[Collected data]
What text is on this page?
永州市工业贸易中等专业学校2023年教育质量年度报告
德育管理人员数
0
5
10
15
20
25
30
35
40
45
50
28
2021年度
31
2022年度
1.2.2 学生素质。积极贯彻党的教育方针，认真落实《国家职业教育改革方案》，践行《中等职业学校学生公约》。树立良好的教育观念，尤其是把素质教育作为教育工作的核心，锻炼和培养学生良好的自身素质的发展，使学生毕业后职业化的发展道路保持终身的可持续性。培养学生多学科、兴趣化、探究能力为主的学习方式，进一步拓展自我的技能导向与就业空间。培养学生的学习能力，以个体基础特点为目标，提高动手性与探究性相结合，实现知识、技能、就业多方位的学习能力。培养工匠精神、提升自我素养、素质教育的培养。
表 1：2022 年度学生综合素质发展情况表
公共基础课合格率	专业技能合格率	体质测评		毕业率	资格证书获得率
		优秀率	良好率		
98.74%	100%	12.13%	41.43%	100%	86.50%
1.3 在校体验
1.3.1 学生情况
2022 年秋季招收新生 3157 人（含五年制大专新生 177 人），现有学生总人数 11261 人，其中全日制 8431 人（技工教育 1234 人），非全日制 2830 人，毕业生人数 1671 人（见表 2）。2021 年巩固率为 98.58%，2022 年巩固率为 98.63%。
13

▶ [WHAT TO DO]:
Reproduce the material above exactly; please quote every line of it.

▶ [THE REPLY]:
What text is on this page?
永州市工业贸易中等专业学校2023年教育质量年度报告
德育管理人员数
0
5
10
15
20
25
30
35
40
45
50
28
2021年度
31
2022年度
1.2.2 学生素质。积极贯彻党的教育方针，认真落实《国家职业教育改革方案》，践行《中等职业学校学生公约》。树立良好的教育观念，尤其是把素质教育作为教育工作的核心，锻炼和培养学生良好的自身素质的发展，使学生毕业后职业化的发展道路保持终身的可持续性。培养学生多学科、兴趣化、探究能力为主的学习方式，进一步拓展自我的技能导向与就业空间。培养学生的学习能力，以个体基础特点为目标，提高动手性与探究性相结合，实现知识、技能、就业多方位的学习能力。培养工匠精神、提升自我素养、素质教育的培养。
表 1：2022 年度学生综合素质发展情况表
公共基础课合格率	专业技能合格率	体质测评		毕业率	资格证书获得率
		优秀率	良好率		
98.74%	100%	12.13%	41.43%	100%	86.50%
1.3 在校体验
1.3.1 学生情况
2022 年秋季招收新生 3157 人（含五年制大专新生 177 人），现有学生总人数 11261 人，其中全日制 8431 人（技工教育 1234 人），非全日制 2830 人，毕业生人数 1671 人（见表 2）。2021 年巩固率为 98.58%，2022 年巩固率为 98.63%。
13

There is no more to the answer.